Stated exercise
Return the complete listing that follows, with each line reproduced exactly.

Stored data
************
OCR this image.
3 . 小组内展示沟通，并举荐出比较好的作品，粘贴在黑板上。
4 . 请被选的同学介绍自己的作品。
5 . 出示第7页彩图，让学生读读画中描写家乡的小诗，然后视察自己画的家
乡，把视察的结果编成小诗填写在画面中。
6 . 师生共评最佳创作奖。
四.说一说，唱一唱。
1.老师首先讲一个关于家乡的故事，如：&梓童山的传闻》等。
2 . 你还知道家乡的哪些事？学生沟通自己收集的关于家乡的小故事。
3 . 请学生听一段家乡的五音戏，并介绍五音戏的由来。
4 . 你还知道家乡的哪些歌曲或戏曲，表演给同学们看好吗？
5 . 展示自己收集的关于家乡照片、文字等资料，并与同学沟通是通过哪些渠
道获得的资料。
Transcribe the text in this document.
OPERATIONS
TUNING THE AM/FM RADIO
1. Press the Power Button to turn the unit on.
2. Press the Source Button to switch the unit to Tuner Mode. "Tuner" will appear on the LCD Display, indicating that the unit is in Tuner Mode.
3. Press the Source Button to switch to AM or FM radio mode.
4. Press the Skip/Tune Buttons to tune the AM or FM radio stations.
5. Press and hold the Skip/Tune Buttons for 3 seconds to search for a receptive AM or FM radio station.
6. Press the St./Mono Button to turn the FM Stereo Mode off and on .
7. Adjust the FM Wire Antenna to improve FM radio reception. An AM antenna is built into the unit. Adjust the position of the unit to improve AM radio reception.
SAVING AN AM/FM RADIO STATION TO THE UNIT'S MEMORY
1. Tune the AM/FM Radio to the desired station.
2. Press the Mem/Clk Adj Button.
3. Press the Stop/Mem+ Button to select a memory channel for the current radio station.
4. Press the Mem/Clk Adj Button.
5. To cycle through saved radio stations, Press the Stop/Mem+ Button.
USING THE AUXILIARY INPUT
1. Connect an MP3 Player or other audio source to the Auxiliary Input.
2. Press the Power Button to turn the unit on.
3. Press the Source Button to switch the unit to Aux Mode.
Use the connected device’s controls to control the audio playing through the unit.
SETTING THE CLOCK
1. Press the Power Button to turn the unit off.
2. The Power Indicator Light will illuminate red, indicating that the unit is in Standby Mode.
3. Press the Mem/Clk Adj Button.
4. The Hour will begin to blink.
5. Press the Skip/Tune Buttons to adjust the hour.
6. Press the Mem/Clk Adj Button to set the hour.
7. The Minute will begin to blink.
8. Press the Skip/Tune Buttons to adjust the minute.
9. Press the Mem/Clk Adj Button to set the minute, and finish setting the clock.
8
************
Solution to this task
OCR this image.
3 . 小组内展示沟通，并举荐出比较好的作品，粘贴在黑板上。
4 . 请被选的同学介绍自己的作品。
5 . 出示第7页彩图，让学生读读画中描写家乡的小诗，然后视察自己画的家
乡，把视察的结果编成小诗填写在画面中。
6 . 师生共评最佳创作奖。
四.说一说，唱一唱。
1.老师首先讲一个关于家乡的故事，如：&梓童山的传闻》等。
2 . 你还知道家乡的哪些事？学生沟通自己收集的关于家乡的小故事。
3 . 请学生听一段家乡的五音戏，并介绍五音戏的由来。
4 . 你还知道家乡的哪些歌曲或戏曲，表演给同学们看好吗？
5 . 展示自己收集的关于家乡照片、文字等资料，并与同学沟通是通过哪些渠
道获得的资料。
Transcribe the text in this document.
OPERATIONS
TUNING THE AM/FM RADIO
1. Press the Power Button to turn the unit on.
2. Press the Source Button to switch the unit to Tuner Mode. "Tuner" will appear on the LCD Display, indicating that the unit is in Tuner Mode.
3. Press the Source Button to switch to AM or FM radio mode.
4. Press the Skip/Tune Buttons to tune the AM or FM radio stations.
5. Press and hold the Skip/Tune Buttons for 3 seconds to search for a receptive AM or FM radio station.
6. Press the St./Mono Button to turn the FM Stereo Mode off and on .
7. Adjust the FM Wire Antenna to improve FM radio reception. An AM antenna is built into the unit. Adjust the position of the unit to improve AM radio reception.
SAVING AN AM/FM RADIO STATION TO THE UNIT'S MEMORY
1. Tune the AM/FM Radio to the desired station.
2. Press the Mem/Clk Adj Button.
3. Press the Stop/Mem+ Button to select a memory channel for the current radio station.
4. Press the Mem/Clk Adj Button.
5. To cycle through saved radio stations, Press the Stop/Mem+ Button.
USING THE AUXILIARY INPUT
1. Connect an MP3 Player or other audio source to the Auxiliary Input.
2. Press the Power Button to turn the unit on.
3. Press the Source Button to switch the unit to Aux Mode.
Use the connected device’s controls to control the audio playing through the unit.
SETTING THE CLOCK
1. Press the Power Button to turn the unit off.
2. The Power Indicator Light will illuminate red, indicating that the unit is in Standby Mode.
3. Press the Mem/Clk Adj Button.
4. The Hour will begin to blink.
5. Press the Skip/Tune Buttons to adjust the hour.
6. Press the Mem/Clk Adj Button to set the hour.
7. The Minute will begin to blink.
8. Press the Skip/Tune Buttons to adjust the minute.
9. Press the Mem/Clk Adj Button to set the minute, and finish setting the clock.
8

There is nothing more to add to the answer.